— begin INPUT MATERIAL —

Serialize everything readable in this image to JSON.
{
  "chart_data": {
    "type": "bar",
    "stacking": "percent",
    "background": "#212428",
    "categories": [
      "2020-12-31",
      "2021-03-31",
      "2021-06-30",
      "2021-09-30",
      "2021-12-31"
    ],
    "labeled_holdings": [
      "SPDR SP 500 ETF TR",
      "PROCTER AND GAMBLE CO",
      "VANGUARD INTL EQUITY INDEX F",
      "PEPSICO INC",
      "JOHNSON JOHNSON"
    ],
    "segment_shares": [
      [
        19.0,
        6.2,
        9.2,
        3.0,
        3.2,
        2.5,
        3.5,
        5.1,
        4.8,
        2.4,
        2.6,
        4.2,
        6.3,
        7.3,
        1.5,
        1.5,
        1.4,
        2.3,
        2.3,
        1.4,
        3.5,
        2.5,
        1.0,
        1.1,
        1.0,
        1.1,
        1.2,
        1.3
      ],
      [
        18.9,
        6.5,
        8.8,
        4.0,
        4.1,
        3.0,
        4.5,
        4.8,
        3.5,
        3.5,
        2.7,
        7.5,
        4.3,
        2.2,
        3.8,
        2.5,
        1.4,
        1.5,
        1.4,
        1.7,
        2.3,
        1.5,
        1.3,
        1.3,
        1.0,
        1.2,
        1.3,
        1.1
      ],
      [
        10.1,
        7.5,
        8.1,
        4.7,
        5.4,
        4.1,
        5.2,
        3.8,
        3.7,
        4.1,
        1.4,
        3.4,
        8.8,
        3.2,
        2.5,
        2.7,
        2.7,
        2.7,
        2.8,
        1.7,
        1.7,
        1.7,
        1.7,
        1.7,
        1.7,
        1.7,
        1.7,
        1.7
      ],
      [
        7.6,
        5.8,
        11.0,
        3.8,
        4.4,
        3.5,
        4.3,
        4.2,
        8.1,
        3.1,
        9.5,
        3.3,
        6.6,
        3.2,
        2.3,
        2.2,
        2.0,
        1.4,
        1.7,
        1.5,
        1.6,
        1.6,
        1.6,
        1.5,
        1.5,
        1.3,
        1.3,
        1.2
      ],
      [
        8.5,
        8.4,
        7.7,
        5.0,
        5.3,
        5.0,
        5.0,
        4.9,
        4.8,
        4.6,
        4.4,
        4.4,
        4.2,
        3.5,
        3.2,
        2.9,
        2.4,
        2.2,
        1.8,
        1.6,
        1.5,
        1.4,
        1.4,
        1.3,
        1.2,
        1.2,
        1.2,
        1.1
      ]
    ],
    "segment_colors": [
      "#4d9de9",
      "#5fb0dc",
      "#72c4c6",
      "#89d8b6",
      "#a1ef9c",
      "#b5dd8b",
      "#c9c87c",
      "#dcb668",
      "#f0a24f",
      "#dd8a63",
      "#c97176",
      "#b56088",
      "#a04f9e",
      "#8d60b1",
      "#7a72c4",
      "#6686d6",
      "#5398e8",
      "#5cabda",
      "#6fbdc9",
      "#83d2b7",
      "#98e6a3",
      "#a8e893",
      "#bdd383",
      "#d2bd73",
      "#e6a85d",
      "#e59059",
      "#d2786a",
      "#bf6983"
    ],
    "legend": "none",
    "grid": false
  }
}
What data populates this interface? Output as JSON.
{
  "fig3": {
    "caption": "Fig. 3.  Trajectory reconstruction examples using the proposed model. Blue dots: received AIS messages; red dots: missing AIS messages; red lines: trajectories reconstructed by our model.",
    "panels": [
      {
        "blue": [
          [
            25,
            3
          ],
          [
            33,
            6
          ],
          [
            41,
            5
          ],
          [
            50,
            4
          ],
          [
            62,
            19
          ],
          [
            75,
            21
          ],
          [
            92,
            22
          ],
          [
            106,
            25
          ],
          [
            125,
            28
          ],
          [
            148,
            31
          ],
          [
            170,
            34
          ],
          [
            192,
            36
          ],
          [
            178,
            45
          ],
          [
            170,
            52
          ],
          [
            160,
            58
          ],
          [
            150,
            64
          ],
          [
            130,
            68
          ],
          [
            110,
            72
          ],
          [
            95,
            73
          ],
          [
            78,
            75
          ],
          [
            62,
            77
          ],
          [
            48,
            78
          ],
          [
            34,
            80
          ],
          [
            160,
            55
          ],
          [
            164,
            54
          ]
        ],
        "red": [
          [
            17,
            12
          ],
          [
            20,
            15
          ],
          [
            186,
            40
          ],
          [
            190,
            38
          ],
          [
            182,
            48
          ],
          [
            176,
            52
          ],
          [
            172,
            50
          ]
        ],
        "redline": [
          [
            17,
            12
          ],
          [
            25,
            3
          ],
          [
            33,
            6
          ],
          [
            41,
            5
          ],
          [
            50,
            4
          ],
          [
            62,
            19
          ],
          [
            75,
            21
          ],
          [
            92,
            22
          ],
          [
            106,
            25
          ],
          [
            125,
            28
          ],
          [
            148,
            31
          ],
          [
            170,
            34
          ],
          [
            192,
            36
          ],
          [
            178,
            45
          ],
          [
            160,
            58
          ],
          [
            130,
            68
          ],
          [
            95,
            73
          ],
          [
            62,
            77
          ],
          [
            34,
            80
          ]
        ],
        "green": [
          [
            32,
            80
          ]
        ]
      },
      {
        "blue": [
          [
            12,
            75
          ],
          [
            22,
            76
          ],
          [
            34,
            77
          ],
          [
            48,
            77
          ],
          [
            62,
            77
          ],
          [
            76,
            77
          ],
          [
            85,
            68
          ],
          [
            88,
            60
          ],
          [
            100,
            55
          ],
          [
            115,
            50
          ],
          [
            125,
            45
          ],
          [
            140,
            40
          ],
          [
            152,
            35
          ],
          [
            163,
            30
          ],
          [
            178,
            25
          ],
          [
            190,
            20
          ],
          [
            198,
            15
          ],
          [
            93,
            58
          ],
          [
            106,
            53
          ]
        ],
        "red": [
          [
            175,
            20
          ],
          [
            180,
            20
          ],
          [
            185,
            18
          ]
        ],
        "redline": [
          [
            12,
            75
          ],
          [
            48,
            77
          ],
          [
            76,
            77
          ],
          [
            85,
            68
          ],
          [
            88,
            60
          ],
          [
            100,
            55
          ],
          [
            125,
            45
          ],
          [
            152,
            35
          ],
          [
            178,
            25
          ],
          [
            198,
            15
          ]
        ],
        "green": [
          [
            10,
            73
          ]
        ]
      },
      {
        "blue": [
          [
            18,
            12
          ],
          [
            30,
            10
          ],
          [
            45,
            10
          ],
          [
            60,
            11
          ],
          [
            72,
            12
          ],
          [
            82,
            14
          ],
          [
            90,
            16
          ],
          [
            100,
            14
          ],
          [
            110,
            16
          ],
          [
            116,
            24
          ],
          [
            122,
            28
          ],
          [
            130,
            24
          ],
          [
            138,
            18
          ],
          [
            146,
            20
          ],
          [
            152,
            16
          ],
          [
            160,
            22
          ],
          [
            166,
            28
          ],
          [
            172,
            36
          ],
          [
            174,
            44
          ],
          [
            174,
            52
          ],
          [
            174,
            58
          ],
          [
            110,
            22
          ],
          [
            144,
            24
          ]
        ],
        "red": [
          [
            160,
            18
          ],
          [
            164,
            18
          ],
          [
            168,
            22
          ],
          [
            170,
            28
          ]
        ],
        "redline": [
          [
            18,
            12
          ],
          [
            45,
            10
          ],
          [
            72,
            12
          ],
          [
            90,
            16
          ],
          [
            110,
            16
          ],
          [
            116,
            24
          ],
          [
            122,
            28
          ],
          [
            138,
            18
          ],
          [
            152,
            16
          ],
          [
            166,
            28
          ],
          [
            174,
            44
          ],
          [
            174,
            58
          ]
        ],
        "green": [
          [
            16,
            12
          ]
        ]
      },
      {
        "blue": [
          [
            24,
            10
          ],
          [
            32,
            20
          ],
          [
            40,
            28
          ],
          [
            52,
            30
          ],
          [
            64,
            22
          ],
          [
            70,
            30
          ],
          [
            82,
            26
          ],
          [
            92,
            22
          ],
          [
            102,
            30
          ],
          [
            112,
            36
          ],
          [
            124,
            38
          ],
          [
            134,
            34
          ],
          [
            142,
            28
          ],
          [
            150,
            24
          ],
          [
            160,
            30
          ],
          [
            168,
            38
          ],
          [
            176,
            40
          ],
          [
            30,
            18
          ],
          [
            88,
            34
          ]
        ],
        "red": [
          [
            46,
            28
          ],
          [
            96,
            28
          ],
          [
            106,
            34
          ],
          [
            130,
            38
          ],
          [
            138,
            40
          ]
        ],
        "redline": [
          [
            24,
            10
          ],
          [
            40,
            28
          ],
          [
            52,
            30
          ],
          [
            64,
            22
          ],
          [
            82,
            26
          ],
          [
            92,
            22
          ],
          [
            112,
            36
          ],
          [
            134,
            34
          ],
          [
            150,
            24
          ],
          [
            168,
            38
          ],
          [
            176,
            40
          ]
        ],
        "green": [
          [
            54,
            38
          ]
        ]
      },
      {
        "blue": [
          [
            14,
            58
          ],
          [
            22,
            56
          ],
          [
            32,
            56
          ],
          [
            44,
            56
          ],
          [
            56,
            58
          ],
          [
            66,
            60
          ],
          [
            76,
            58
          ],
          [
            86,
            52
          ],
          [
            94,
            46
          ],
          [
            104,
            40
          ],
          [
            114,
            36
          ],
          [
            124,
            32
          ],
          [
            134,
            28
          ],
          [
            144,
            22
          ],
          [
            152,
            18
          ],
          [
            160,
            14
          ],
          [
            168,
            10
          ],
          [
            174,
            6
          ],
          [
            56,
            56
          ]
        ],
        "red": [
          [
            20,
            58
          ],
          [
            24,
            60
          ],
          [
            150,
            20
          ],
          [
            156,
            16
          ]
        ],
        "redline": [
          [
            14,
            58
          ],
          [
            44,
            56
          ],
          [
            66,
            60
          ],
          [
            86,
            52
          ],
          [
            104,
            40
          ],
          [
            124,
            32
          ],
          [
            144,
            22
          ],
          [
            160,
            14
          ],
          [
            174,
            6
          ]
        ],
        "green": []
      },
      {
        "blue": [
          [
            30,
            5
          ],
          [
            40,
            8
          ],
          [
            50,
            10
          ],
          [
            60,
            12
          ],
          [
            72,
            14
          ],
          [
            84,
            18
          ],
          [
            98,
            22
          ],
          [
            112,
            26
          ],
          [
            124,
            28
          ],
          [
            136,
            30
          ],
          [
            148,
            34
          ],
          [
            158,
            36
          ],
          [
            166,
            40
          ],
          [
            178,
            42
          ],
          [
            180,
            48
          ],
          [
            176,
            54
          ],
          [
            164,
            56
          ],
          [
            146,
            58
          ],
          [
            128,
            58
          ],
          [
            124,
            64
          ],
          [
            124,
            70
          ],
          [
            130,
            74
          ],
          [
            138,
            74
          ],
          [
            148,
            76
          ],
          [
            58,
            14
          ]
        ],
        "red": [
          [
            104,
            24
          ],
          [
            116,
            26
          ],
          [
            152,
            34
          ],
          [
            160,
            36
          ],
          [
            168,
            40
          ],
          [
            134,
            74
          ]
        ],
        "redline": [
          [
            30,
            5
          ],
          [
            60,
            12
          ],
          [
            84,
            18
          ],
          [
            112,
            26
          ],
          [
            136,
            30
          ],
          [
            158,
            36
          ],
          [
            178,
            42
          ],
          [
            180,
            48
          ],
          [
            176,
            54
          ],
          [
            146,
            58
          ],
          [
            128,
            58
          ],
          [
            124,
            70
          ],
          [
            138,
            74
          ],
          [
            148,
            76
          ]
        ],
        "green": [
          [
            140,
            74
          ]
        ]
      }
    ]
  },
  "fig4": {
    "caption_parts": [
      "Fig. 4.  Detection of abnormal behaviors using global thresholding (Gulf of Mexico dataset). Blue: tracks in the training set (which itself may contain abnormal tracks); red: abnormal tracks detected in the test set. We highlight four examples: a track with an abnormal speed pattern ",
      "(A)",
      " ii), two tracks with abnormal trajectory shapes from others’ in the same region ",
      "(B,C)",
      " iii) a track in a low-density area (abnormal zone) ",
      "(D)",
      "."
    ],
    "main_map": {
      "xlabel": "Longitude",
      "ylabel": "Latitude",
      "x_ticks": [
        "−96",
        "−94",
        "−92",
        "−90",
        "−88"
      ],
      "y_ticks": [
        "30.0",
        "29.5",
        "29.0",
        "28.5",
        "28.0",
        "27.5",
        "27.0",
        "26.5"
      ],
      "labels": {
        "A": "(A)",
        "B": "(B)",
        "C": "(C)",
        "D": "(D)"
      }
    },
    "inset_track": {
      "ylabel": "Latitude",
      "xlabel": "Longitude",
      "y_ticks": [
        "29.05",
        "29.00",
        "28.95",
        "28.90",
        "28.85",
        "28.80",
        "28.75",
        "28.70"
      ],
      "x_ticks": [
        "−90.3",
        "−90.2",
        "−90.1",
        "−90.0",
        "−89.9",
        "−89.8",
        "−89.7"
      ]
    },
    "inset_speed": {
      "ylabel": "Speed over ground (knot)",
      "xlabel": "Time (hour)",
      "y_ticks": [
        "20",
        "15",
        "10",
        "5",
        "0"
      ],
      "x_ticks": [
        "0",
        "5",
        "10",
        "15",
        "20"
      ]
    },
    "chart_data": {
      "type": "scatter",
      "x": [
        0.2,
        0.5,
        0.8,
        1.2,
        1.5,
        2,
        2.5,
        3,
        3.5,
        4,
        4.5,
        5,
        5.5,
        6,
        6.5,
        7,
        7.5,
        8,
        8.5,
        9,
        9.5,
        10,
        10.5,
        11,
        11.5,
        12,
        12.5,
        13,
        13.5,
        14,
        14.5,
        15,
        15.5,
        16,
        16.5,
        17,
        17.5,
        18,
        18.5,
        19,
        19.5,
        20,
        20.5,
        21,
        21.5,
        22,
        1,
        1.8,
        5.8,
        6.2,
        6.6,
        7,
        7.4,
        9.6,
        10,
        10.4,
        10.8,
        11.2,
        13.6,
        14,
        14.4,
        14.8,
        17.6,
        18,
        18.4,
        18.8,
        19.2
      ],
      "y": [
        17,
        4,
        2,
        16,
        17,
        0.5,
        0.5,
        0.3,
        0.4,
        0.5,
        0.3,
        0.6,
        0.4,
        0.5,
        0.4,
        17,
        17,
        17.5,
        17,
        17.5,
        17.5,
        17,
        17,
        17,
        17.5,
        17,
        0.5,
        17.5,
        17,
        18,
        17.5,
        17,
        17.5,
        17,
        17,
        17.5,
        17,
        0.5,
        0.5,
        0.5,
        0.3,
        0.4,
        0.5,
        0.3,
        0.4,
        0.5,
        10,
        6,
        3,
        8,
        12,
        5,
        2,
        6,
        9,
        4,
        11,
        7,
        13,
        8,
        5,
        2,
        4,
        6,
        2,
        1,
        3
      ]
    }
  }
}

— end INPUT MATERIAL —

### AIM
A line counts if it holds the word "with". Work out how many lines in the listing count, and give only that number.

### RESPONSE
2